# Start of SUPPLIED MATERIAL
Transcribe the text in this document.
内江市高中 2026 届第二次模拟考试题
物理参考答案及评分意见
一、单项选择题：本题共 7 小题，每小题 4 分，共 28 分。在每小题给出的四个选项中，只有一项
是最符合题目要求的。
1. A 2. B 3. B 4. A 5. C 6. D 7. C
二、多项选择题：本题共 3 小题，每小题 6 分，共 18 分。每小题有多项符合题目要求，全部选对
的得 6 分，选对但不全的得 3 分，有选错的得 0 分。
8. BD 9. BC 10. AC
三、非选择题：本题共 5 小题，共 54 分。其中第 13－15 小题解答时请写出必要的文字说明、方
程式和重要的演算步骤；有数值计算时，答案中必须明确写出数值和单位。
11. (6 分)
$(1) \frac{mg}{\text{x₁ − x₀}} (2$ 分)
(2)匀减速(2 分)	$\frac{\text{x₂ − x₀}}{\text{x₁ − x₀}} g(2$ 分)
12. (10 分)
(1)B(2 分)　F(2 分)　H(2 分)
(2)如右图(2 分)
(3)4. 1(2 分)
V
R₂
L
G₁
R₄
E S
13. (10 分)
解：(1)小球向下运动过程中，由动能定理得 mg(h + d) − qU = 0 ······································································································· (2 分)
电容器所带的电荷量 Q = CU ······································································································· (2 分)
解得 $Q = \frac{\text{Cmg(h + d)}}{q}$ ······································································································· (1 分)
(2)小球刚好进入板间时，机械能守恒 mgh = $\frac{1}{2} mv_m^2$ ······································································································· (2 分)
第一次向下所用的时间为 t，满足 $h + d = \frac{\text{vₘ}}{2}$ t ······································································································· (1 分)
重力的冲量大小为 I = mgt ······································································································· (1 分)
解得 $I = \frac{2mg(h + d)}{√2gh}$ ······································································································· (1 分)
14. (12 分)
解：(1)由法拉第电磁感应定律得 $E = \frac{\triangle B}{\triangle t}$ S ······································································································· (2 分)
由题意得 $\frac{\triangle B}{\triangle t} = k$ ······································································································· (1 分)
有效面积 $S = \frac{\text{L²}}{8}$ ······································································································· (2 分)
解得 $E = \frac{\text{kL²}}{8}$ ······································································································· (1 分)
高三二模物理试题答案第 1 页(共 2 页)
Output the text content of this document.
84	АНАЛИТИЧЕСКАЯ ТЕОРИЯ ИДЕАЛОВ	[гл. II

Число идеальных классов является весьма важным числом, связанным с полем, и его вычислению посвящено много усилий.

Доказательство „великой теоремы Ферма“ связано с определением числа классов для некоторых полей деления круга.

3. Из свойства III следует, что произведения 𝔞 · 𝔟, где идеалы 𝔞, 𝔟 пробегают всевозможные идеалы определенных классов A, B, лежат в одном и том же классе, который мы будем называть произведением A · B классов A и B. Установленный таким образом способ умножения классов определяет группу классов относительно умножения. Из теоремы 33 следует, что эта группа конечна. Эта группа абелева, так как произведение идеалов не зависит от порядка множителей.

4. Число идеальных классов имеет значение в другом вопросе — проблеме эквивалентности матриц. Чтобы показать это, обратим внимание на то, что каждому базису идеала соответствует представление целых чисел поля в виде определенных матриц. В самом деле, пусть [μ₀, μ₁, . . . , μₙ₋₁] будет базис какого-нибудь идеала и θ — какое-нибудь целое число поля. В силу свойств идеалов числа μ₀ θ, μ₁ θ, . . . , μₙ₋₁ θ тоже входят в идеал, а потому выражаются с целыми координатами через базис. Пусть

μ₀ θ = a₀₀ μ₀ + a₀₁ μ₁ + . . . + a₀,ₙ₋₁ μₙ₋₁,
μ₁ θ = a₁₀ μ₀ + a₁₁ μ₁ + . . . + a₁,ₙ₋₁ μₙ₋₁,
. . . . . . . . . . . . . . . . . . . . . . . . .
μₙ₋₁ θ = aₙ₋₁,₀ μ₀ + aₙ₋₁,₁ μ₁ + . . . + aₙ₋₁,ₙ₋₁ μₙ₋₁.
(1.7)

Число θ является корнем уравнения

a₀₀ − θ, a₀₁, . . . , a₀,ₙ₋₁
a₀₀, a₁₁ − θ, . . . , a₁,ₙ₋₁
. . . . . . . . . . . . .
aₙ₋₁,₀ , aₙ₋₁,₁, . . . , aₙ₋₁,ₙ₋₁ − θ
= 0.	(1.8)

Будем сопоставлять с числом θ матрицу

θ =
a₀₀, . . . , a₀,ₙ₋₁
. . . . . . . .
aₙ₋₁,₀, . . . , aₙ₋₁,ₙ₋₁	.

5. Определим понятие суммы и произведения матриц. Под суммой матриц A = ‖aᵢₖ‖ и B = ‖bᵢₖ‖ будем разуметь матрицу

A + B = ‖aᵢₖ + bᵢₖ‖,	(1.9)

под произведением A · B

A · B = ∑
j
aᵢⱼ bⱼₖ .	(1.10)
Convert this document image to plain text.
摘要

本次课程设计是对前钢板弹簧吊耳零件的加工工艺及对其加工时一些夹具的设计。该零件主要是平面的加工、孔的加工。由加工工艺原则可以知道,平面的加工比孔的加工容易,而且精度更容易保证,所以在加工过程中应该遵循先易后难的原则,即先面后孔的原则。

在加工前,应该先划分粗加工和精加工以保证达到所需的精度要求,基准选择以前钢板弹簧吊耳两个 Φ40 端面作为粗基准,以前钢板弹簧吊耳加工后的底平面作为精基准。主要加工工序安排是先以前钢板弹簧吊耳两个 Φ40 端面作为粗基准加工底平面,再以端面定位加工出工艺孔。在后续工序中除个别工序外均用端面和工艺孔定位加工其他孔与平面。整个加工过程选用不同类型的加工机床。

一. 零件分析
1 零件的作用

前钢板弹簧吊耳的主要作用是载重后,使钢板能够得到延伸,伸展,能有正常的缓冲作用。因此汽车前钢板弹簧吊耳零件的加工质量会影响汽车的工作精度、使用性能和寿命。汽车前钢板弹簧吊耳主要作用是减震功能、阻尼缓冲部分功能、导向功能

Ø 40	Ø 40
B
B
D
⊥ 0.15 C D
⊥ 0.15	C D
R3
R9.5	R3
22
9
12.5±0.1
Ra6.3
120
# End of SUPPLIED MATERIAL
** WHAT YOU WILL DO **
Restate the data above exactly, keeping each word as it stands.

** RESPONSE TO THE TASK **
Transcribe the text in this document.
内江市高中 2026 届第二次模拟考试题
物理参考答案及评分意见
一、单项选择题：本题共 7 小题，每小题 4 分，共 28 分。在每小题给出的四个选项中，只有一项
是最符合题目要求的。
1. A 2. B 3. B 4. A 5. C 6. D 7. C
二、多项选择题：本题共 3 小题，每小题 6 分，共 18 分。每小题有多项符合题目要求，全部选对
的得 6 分，选对但不全的得 3 分，有选错的得 0 分。
8. BD 9. BC 10. AC
三、非选择题：本题共 5 小题，共 54 分。其中第 13－15 小题解答时请写出必要的文字说明、方
程式和重要的演算步骤；有数值计算时，答案中必须明确写出数值和单位。
11. (6 分)
$(1) \frac{mg}{\text{x₁ − x₀}} (2$ 分)
(2)匀减速(2 分)	$\frac{\text{x₂ − x₀}}{\text{x₁ − x₀}} g(2$ 分)
12. (10 分)
(1)B(2 分)　F(2 分)　H(2 分)
(2)如右图(2 分)
(3)4. 1(2 分)
V
R₂
L
G₁
R₄
E S
13. (10 分)
解：(1)小球向下运动过程中，由动能定理得 mg(h + d) − qU = 0 ······································································································· (2 分)
电容器所带的电荷量 Q = CU ······································································································· (2 分)
解得 $Q = \frac{\text{Cmg(h + d)}}{q}$ ······································································································· (1 分)
(2)小球刚好进入板间时，机械能守恒 mgh = $\frac{1}{2} mv_m^2$ ······································································································· (2 分)
第一次向下所用的时间为 t，满足 $h + d = \frac{\text{vₘ}}{2}$ t ······································································································· (1 分)
重力的冲量大小为 I = mgt ······································································································· (1 分)
解得 $I = \frac{2mg(h + d)}{√2gh}$ ······································································································· (1 分)
14. (12 分)
解：(1)由法拉第电磁感应定律得 $E = \frac{\triangle B}{\triangle t}$ S ······································································································· (2 分)
由题意得 $\frac{\triangle B}{\triangle t} = k$ ······································································································· (1 分)
有效面积 $S = \frac{\text{L²}}{8}$ ······································································································· (2 分)
解得 $E = \frac{\text{kL²}}{8}$ ······································································································· (1 分)
高三二模物理试题答案第 1 页(共 2 页)
Output the text content of this document.
84	АНАЛИТИЧЕСКАЯ ТЕОРИЯ ИДЕАЛОВ	[гл. II

Число идеальных классов является весьма важным числом, связанным с полем, и его вычислению посвящено много усилий.

Доказательство „великой теоремы Ферма“ связано с определением числа классов для некоторых полей деления круга.

3. Из свойства III следует, что произведения 𝔞 · 𝔟, где идеалы 𝔞, 𝔟 пробегают всевозможные идеалы определенных классов A, B, лежат в одном и том же классе, который мы будем называть произведением A · B классов A и B. Установленный таким образом способ умножения классов определяет группу классов относительно умножения. Из теоремы 33 следует, что эта группа конечна. Эта группа абелева, так как произведение идеалов не зависит от порядка множителей.

4. Число идеальных классов имеет значение в другом вопросе — проблеме эквивалентности матриц. Чтобы показать это, обратим внимание на то, что каждому базису идеала соответствует представление целых чисел поля в виде определенных матриц. В самом деле, пусть [μ₀, μ₁, . . . , μₙ₋₁] будет базис какого-нибудь идеала и θ — какое-нибудь целое число поля. В силу свойств идеалов числа μ₀ θ, μ₁ θ, . . . , μₙ₋₁ θ тоже входят в идеал, а потому выражаются с целыми координатами через базис. Пусть

μ₀ θ = a₀₀ μ₀ + a₀₁ μ₁ + . . . + a₀,ₙ₋₁ μₙ₋₁,
μ₁ θ = a₁₀ μ₀ + a₁₁ μ₁ + . . . + a₁,ₙ₋₁ μₙ₋₁,
. . . . . . . . . . . . . . . . . . . . . . . . .
μₙ₋₁ θ = aₙ₋₁,₀ μ₀ + aₙ₋₁,₁ μ₁ + . . . + aₙ₋₁,ₙ₋₁ μₙ₋₁.
(1.7)

Число θ является корнем уравнения

a₀₀ − θ, a₀₁, . . . , a₀,ₙ₋₁
a₀₀, a₁₁ − θ, . . . , a₁,ₙ₋₁
. . . . . . . . . . . . .
aₙ₋₁,₀ , aₙ₋₁,₁, . . . , aₙ₋₁,ₙ₋₁ − θ
= 0.	(1.8)

Будем сопоставлять с числом θ матрицу

θ =
a₀₀, . . . , a₀,ₙ₋₁
. . . . . . . .
aₙ₋₁,₀, . . . , aₙ₋₁,ₙ₋₁	.

5. Определим понятие суммы и произведения матриц. Под суммой матриц A = ‖aᵢₖ‖ и B = ‖bᵢₖ‖ будем разуметь матрицу

A + B = ‖aᵢₖ + bᵢₖ‖,	(1.9)

под произведением A · B

A · B = ∑
j
aᵢⱼ bⱼₖ .	(1.10)
Convert this document image to plain text.
摘要

本次课程设计是对前钢板弹簧吊耳零件的加工工艺及对其加工时一些夹具的设计。该零件主要是平面的加工、孔的加工。由加工工艺原则可以知道,平面的加工比孔的加工容易,而且精度更容易保证,所以在加工过程中应该遵循先易后难的原则,即先面后孔的原则。

在加工前,应该先划分粗加工和精加工以保证达到所需的精度要求,基准选择以前钢板弹簧吊耳两个 Φ40 端面作为粗基准,以前钢板弹簧吊耳加工后的底平面作为精基准。主要加工工序安排是先以前钢板弹簧吊耳两个 Φ40 端面作为粗基准加工底平面,再以端面定位加工出工艺孔。在后续工序中除个别工序外均用端面和工艺孔定位加工其他孔与平面。整个加工过程选用不同类型的加工机床。

一. 零件分析
1 零件的作用

前钢板弹簧吊耳的主要作用是载重后,使钢板能够得到延伸,伸展,能有正常的缓冲作用。因此汽车前钢板弹簧吊耳零件的加工质量会影响汽车的工作精度、使用性能和寿命。汽车前钢板弹簧吊耳主要作用是减震功能、阻尼缓冲部分功能、导向功能

Ø 40	Ø 40
B
B
D
⊥ 0.15 C D
⊥ 0.15	C D
R3
R9.5	R3
22
9
12.5±0.1
Ra6.3
120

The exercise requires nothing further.